## Data records
'''
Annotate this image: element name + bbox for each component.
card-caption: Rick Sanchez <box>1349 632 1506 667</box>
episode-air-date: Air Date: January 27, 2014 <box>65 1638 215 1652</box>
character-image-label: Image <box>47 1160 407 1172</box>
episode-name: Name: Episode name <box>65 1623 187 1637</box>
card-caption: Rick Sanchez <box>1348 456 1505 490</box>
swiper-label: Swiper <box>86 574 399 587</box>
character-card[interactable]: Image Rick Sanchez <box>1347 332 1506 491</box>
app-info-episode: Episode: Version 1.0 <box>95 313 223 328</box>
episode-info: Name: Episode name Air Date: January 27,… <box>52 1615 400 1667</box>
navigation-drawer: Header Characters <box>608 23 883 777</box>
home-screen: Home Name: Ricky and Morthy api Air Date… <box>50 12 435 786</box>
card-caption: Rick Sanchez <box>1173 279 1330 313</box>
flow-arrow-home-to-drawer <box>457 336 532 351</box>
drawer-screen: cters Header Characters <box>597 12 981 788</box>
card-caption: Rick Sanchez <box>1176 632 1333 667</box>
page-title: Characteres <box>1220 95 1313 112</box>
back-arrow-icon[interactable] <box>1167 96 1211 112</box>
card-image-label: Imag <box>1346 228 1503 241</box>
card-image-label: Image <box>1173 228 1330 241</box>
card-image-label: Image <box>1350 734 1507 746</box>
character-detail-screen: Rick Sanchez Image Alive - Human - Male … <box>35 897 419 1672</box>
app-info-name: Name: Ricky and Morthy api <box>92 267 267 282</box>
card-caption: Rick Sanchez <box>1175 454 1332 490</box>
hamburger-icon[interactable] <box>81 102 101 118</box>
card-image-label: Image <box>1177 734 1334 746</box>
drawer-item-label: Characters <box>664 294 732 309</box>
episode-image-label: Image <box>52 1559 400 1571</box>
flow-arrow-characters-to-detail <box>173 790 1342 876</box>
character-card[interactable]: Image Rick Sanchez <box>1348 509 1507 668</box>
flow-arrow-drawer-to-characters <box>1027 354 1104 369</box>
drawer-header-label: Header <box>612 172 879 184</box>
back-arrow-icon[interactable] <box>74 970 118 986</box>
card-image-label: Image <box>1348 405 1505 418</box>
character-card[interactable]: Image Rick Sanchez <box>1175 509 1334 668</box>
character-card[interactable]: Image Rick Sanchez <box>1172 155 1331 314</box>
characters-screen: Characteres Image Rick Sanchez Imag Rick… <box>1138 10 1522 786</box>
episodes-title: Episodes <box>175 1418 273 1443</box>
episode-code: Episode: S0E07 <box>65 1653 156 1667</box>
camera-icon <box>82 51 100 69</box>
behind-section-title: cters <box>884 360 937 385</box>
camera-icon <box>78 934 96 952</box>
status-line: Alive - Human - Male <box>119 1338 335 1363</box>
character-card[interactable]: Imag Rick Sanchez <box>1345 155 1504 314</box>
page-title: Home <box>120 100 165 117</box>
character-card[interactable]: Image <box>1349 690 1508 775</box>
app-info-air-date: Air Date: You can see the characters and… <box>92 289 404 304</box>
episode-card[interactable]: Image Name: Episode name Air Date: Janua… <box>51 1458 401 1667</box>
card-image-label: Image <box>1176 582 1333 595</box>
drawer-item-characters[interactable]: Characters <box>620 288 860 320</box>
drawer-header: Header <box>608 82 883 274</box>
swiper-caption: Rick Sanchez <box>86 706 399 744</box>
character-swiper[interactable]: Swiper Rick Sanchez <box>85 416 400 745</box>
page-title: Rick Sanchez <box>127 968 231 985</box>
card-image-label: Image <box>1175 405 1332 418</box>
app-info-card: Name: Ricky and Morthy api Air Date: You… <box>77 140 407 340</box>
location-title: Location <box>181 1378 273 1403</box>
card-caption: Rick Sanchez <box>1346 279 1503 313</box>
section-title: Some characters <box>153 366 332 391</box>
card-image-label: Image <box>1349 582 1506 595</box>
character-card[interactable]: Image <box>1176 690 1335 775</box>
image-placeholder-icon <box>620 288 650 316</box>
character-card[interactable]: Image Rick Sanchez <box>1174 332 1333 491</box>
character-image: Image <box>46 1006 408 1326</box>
'''
## AIM OF THE EXERCISE
Change every occurrence of "card-caption" in the records above to "card-title", and keep all other text the same.

## RESPONSE BELOW
Annotate this image: element name + bbox for each component.
card-title: Rick Sanchez <box>1349 632 1506 667</box>
episode-air-date: Air Date: January 27, 2014 <box>65 1638 215 1652</box>
character-image-label: Image <box>47 1160 407 1172</box>
episode-name: Name: Episode name <box>65 1623 187 1637</box>
card-title: Rick Sanchez <box>1348 456 1505 490</box>
swiper-label: Swiper <box>86 574 399 587</box>
character-card[interactable]: Image Rick Sanchez <box>1347 332 1506 491</box>
app-info-episode: Episode: Version 1.0 <box>95 313 223 328</box>
episode-info: Name: Episode name Air Date: January 27,… <box>52 1615 400 1667</box>
navigation-drawer: Header Characters <box>608 23 883 777</box>
home-screen: Home Name: Ricky and Morthy api Air Date… <box>50 12 435 786</box>
card-title: Rick Sanchez <box>1173 279 1330 313</box>
flow-arrow-home-to-drawer <box>457 336 532 351</box>
drawer-screen: cters Header Characters <box>597 12 981 788</box>
card-title: Rick Sanchez <box>1176 632 1333 667</box>
page-title: Characteres <box>1220 95 1313 112</box>
back-arrow-icon[interactable] <box>1167 96 1211 112</box>
card-image-label: Imag <box>1346 228 1503 241</box>
card-image-label: Image <box>1173 228 1330 241</box>
card-image-label: Image <box>1350 734 1507 746</box>
character-detail-screen: Rick Sanchez Image Alive - Human - Male … <box>35 897 419 1672</box>
app-info-name: Name: Ricky and Morthy api <box>92 267 267 282</box>
card-title: Rick Sanchez <box>1175 454 1332 490</box>
hamburger-icon[interactable] <box>81 102 101 118</box>
card-image-label: Image <box>1177 734 1334 746</box>
drawer-item-label: Characters <box>664 294 732 309</box>
episode-image-label: Image <box>52 1559 400 1571</box>
flow-arrow-characters-to-detail <box>173 790 1342 876</box>
character-card[interactable]: Image Rick Sanchez <box>1348 509 1507 668</box>
flow-arrow-drawer-to-characters <box>1027 354 1104 369</box>
drawer-header-label: Header <box>612 172 879 184</box>
back-arrow-icon[interactable] <box>74 970 118 986</box>
card-image-label: Image <box>1348 405 1505 418</box>
character-card[interactable]: Image Rick Sanchez <box>1175 509 1334 668</box>
character-card[interactable]: Image Rick Sanchez <box>1172 155 1331 314</box>
characters-screen: Characteres Image Rick Sanchez Imag Rick… <box>1138 10 1522 786</box>
episodes-title: Episodes <box>175 1418 273 1443</box>
episode-code: Episode: S0E07 <box>65 1653 156 1667</box>
camera-icon <box>82 51 100 69</box>
behind-section-title: cters <box>884 360 937 385</box>
camera-icon <box>78 934 96 952</box>
status-line: Alive - Human - Male <box>119 1338 335 1363</box>
character-card[interactable]: Imag Rick Sanchez <box>1345 155 1504 314</box>
page-title: Home <box>120 100 165 117</box>
character-card[interactable]: Image <box>1349 690 1508 775</box>
app-info-air-date: Air Date: You can see the characters and… <box>92 289 404 304</box>
episode-card[interactable]: Image Name: Episode name Air Date: Janua… <box>51 1458 401 1667</box>
card-image-label: Image <box>1176 582 1333 595</box>
drawer-item-characters[interactable]: Characters <box>620 288 860 320</box>
drawer-header: Header <box>608 82 883 274</box>
swiper-caption: Rick Sanchez <box>86 706 399 744</box>
character-swiper[interactable]: Swiper Rick Sanchez <box>85 416 400 745</box>
page-title: Rick Sanchez <box>127 968 231 985</box>
card-image-label: Image <box>1175 405 1332 418</box>
app-info-card: Name: Ricky and Morthy api Air Date: You… <box>77 140 407 340</box>
location-title: Location <box>181 1378 273 1403</box>
card-title: Rick Sanchez <box>1346 279 1503 313</box>
section-title: Some characters <box>153 366 332 391</box>
card-image-label: Image <box>1349 582 1506 595</box>
character-card[interactable]: Image <box>1176 690 1335 775</box>
image-placeholder-icon <box>620 288 650 316</box>
character-card[interactable]: Image Rick Sanchez <box>1174 332 1333 491</box>
character-image: Image <box>46 1006 408 1326</box>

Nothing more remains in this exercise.